# Selected extract

........

Dinky and Gerald begin to develop a mutual attraction, but when she trips and falls while on the school bus one day, he fails to help her because he is sitting with another girl. When Dinky orders the driver to let her off and runs away, Gerald chases and tackles her before confessing that he likes her because of her intelligence and sense of humor. Gerald tries to kiss Dinky, but she runs off. Some time later, Dinky tells Gerald that she is convinced that Roxy is her mother and that she is leaving town with Roxy the next day.

On the day of Roxy's arrival, Elizabeth agrees to drive Dinky to Cleveland to shop for a dress for the building dedication. While meeting with a representative from the boarding school, Les and Rochelle are informed that Dinky did not go to school that day. While Rochelle calls the police, Les reminds her that Dinky is their daughter and goes to look for her. Dinky and Elizabeth hug and say goodbye, while Gerald tells Denton that Dinky believes that Roxy is her mother.

That evening at the ceremony, the townspeople eagerly await Roxy's arrival. Dinky shows up wearing a pink gown, and a limousine arrives, but the townspeople are left with a note explaining that Roxy is unable to attend. Distressed, Dinky tries to get into the limousine before Denton tells her that she is not Roxy's daughter, because the baby died shortly after birth and he personally buried her. As Dinky breaks into tears and runs, Gerald pursues her and tries to convince her that there are real people in her life who care about her, but she rebuffs him.

Later that night, Rochelle tears up the boarding school brochure, and Denton burns his Roxy memorabilia as Barbara returns home. In the morning, Dinky, still wearing her pink gown, goes to Gerald's house. They have a picnic on the front lawn and share an awkward kiss. After Dinky declares that they both have "a lot of work to do", Gerald tells her, "Welcome home, Dinky Bossetti."

==Production==
Principal photography began in June 1989 and took place mostly in Clyde, Ohio, as well as in Sandusky, Ohio, and Santa Paula, California.

==Soundtrack==
Thomas Newman composed the original score for the film, which was released on cassette and compact disc by Varèse Sarabande. Although Melissa Etheridge wrote and performed two original songs for the film—"Don't Look at Me" and "In Roxy's Eyes (I Will Never Be the Same)"—neither is included on the soundtrack album; while the former has never been released, the latter is included on her 1993 album Yes I Am as "I Will Never Be the Same".

........

# Work instructions
From the film summary, write out everything from "On the day of" down to "is her mother.", word for word. The data that comes next has nothing to do with this.

# Entries shown
........

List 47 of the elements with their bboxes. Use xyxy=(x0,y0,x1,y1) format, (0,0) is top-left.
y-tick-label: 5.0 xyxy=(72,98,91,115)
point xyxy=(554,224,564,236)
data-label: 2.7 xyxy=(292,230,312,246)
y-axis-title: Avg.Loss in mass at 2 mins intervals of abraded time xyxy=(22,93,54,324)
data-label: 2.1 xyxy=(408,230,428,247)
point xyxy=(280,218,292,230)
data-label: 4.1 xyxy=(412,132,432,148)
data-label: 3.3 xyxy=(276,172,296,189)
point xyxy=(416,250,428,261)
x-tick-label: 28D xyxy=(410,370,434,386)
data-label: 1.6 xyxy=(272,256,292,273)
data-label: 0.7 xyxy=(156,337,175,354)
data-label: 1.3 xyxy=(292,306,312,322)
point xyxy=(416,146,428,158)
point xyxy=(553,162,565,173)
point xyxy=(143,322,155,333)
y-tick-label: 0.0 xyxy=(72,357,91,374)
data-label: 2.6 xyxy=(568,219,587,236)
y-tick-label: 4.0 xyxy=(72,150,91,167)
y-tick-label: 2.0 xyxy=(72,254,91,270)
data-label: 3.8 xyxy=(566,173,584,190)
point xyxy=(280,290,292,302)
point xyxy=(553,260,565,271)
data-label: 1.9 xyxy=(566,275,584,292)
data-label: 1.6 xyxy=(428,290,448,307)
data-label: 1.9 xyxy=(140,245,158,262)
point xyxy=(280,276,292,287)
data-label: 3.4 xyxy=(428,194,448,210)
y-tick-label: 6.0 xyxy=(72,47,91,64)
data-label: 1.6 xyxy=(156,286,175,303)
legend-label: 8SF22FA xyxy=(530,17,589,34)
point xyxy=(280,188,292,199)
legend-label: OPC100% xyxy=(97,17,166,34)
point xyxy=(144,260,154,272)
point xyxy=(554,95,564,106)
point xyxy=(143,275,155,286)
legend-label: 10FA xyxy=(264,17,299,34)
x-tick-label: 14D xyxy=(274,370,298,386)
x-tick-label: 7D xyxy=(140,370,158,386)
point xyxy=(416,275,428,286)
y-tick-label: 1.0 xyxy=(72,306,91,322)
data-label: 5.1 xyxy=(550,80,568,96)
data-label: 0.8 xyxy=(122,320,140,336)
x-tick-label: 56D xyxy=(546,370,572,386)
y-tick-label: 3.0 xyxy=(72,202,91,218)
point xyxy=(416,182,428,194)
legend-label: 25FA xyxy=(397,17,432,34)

........

# Problem solution
On the day of Roxy's arrival, Elizabeth agrees to drive Dinky to Cleveland to shop for a dress for the building dedication. While meeting with a representative from the boarding school, Les and Rochelle are informed that Dinky did not go to school that day. While Rochelle calls the police, Les reminds her that Dinky is their daughter and goes to look for her. Dinky and Elizabeth hug and say goodbye, while Gerald tells Denton that Dinky believes that Roxy is her mother.